• [Records supplied]
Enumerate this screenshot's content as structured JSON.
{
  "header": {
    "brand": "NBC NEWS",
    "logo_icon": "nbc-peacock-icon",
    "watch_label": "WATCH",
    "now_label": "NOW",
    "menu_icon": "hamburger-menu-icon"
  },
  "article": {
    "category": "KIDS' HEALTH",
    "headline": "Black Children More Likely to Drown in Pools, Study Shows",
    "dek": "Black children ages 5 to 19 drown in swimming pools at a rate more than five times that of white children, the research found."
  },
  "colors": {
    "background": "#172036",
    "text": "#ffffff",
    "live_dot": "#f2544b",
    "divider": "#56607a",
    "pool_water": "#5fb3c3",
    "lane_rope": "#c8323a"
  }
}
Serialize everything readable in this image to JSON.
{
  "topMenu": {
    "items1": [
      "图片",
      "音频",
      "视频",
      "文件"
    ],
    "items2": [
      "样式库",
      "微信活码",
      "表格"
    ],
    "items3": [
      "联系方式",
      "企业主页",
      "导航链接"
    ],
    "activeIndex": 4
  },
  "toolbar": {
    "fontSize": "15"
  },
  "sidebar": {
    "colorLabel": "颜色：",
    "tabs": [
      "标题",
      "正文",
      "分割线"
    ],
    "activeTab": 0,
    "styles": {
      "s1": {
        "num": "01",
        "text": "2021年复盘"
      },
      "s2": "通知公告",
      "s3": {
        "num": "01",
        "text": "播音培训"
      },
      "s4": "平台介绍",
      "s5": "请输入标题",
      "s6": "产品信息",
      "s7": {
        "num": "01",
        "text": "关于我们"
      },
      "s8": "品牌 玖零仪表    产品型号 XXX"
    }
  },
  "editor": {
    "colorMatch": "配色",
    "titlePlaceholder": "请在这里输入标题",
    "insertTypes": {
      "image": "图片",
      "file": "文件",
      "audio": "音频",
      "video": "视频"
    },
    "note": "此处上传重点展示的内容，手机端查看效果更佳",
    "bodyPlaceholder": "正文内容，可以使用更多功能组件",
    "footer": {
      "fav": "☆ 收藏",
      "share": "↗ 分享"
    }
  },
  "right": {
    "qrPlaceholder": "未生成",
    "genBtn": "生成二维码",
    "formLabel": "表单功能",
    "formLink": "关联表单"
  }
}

• [What the exercise asks] Collect from the data above every line that includes "Black".

• [In response]
    "headline": "Black Children More Likely to Drown in Pools, Study Shows",
    "dek": "Black children ages 5 to 19 drown in swimming pools at a rate more than five times that of white children, the research found."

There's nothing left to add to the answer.